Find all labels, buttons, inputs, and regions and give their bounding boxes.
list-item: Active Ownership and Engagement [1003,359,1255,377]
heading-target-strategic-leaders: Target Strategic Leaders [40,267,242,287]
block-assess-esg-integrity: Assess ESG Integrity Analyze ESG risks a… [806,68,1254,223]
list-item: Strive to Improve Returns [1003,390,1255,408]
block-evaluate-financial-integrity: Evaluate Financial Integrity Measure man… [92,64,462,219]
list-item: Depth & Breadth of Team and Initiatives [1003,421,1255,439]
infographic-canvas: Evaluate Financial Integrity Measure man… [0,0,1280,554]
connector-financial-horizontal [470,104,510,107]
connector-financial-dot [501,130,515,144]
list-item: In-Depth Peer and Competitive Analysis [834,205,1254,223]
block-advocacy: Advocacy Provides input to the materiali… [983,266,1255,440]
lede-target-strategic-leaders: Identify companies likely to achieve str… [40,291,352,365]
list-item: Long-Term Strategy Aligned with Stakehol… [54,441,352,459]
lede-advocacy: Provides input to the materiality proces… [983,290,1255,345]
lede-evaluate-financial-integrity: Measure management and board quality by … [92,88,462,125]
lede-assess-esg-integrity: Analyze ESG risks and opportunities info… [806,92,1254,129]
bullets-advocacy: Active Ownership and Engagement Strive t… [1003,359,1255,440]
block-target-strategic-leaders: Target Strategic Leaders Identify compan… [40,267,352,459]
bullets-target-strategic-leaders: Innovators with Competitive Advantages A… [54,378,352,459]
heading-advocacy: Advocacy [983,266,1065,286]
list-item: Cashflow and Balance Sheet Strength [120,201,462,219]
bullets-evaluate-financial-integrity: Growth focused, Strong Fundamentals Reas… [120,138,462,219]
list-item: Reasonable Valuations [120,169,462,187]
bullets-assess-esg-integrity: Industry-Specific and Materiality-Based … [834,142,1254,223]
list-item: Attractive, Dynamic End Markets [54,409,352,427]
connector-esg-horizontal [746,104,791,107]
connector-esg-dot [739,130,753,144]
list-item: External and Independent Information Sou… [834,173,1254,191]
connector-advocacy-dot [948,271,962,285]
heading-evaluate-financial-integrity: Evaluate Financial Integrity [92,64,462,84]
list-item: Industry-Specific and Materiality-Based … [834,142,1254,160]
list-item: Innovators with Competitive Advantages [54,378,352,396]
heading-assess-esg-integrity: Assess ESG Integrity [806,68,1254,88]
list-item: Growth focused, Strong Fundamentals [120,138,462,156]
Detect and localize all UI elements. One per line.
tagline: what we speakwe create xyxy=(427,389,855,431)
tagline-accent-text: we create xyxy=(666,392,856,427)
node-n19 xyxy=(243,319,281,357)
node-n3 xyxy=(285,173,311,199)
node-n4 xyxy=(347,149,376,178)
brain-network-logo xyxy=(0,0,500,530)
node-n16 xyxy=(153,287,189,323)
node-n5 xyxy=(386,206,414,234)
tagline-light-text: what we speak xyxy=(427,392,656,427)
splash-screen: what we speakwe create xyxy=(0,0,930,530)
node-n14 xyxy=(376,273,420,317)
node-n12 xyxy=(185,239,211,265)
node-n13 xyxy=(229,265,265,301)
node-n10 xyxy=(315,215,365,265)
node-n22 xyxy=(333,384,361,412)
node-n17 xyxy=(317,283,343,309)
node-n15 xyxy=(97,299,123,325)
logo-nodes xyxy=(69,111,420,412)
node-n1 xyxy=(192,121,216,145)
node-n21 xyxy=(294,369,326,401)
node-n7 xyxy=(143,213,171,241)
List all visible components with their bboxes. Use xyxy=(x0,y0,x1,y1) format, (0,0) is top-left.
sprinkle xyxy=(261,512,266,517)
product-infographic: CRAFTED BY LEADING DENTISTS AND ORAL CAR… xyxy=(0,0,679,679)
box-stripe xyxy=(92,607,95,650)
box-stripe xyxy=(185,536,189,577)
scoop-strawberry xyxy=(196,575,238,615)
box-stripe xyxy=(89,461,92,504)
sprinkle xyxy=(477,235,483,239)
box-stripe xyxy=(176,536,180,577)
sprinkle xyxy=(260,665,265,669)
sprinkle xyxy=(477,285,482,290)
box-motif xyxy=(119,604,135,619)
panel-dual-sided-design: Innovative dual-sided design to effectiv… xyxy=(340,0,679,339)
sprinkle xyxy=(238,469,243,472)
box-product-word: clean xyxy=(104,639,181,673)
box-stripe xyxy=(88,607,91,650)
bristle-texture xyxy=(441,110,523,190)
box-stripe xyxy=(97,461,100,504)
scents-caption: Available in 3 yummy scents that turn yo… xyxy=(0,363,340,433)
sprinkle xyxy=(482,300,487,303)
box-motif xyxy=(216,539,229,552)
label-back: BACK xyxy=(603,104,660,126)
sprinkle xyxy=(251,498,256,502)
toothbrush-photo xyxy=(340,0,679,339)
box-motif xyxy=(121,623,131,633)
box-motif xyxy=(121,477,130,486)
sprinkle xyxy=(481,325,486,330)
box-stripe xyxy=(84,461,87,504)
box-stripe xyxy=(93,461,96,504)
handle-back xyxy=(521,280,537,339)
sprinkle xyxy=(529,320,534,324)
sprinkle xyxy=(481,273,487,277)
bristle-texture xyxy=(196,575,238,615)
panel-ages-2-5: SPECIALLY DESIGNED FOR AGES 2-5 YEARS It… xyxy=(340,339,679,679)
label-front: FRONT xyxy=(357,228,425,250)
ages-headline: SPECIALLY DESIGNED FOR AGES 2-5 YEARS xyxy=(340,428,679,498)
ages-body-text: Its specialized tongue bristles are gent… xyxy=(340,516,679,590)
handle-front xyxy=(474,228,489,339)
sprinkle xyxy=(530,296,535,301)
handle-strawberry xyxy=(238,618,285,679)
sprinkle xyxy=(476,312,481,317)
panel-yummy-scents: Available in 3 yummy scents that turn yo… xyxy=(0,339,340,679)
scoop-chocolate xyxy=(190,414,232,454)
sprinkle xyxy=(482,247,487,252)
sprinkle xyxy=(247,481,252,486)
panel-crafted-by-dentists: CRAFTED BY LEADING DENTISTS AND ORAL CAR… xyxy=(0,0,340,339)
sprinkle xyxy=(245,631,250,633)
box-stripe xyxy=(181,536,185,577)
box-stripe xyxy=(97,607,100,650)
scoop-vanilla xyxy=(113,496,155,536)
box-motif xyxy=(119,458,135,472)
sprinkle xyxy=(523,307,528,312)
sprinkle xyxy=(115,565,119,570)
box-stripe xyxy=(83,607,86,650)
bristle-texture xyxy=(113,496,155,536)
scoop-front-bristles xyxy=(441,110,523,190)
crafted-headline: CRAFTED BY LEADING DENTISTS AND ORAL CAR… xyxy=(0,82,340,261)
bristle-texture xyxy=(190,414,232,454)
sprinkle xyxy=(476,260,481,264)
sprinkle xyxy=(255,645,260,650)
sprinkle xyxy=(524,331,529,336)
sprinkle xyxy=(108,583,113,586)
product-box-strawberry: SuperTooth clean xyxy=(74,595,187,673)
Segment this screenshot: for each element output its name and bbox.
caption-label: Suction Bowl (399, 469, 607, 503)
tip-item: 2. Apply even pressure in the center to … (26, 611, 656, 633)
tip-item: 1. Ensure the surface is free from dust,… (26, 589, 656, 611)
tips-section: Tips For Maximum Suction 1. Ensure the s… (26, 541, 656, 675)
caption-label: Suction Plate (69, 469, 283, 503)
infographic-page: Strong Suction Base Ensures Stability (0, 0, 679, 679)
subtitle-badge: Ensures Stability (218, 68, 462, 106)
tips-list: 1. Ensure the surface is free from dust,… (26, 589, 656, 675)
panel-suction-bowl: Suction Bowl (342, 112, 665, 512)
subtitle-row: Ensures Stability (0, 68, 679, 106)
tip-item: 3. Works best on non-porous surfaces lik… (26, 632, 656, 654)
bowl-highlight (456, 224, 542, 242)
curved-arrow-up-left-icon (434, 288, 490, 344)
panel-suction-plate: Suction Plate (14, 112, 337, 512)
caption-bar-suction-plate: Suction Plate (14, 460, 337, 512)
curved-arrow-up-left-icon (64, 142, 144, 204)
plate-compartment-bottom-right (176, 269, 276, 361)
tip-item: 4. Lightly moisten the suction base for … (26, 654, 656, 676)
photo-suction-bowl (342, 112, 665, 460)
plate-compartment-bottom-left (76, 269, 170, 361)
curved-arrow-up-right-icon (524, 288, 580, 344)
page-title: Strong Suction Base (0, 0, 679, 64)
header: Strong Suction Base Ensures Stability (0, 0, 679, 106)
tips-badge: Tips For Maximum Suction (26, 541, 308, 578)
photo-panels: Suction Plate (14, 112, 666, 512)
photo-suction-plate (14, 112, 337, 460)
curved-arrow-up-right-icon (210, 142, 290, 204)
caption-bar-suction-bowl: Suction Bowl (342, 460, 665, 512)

Directive » Rewrite the material from its start through the line containing "lede-assess-esg-integrity: Analyze ESG", changing "list-item" to "entry" and leaving everything else the same.

Solution »
Find all labels, buttons, inputs, and regions and give their bounding boxes.
entry: Active Ownership and Engagement [1003,359,1255,377]
heading-target-strategic-leaders: Target Strategic Leaders [40,267,242,287]
block-assess-esg-integrity: Assess ESG Integrity Analyze ESG risks a… [806,68,1254,223]
entry: Strive to Improve Returns [1003,390,1255,408]
block-evaluate-financial-integrity: Evaluate Financial Integrity Measure man… [92,64,462,219]
entry: Depth & Breadth of Team and Initiatives [1003,421,1255,439]
infographic-canvas: Evaluate Financial Integrity Measure man… [0,0,1280,554]
connector-financial-horizontal [470,104,510,107]
connector-financial-dot [501,130,515,144]
entry: In-Depth Peer and Competitive Analysis [834,205,1254,223]
block-advocacy: Advocacy Provides input to the materiali… [983,266,1255,440]
lede-target-strategic-leaders: Identify companies likely to achieve str… [40,291,352,365]
entry: Long-Term Strategy Aligned with Stakehol… [54,441,352,459]
lede-advocacy: Provides input to the materiality proces… [983,290,1255,345]
lede-evaluate-financial-integrity: Measure management and board quality by … [92,88,462,125]
lede-assess-esg-integrity: Analyze ESG risks and opportunities info… [806,92,1254,129]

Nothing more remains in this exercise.